* BEGIN *

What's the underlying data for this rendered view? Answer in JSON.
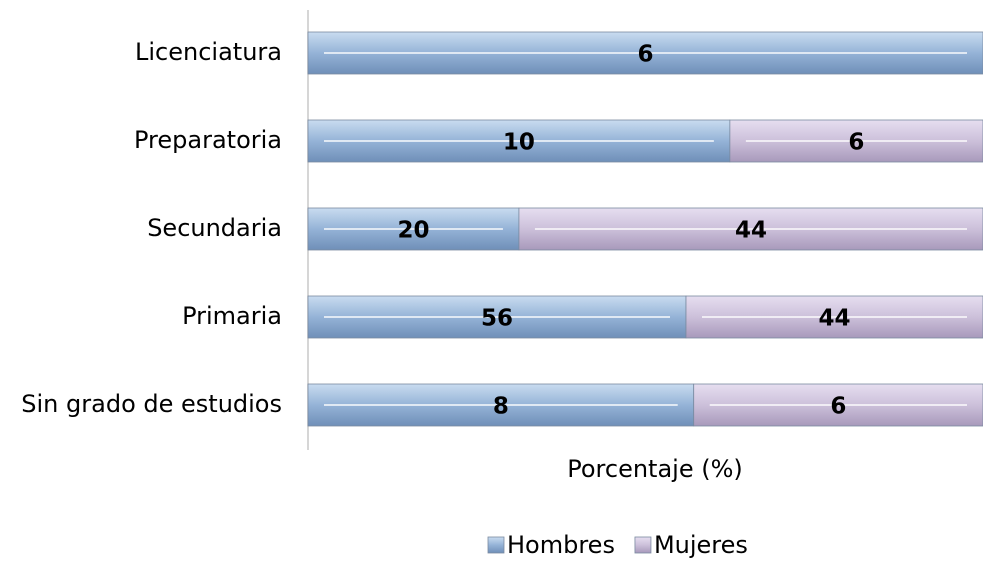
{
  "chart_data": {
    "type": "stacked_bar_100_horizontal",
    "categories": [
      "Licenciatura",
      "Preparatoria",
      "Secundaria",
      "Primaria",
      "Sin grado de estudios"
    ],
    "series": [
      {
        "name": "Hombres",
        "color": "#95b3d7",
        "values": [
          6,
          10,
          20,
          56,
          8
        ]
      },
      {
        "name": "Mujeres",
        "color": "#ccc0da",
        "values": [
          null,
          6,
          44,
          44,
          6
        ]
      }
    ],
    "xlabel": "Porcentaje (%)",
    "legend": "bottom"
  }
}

* END *

• SET TASK:
All of the entries above should be copied exactly, except for the pictures.

• TASK ANSWER:
What's the underlying data for this rendered view? Answer in JSON.
{
  "chart_data": {
    "type": "stacked_bar_100_horizontal",
    "categories": [
      "Licenciatura",
      "Preparatoria",
      "Secundaria",
      "Primaria",
      "Sin grado de estudios"
    ],
    "series": [
      {
        "name": "Hombres",
        "color": "#95b3d7",
        "values": [
          6,
          10,
          20,
          56,
          8
        ]
      },
      {
        "name": "Mujeres",
        "color": "#ccc0da",
        "values": [
          null,
          6,
          44,
          44,
          6
        ]
      }
    ],
    "xlabel": "Porcentaje (%)",
    "legend": "bottom"
  }
}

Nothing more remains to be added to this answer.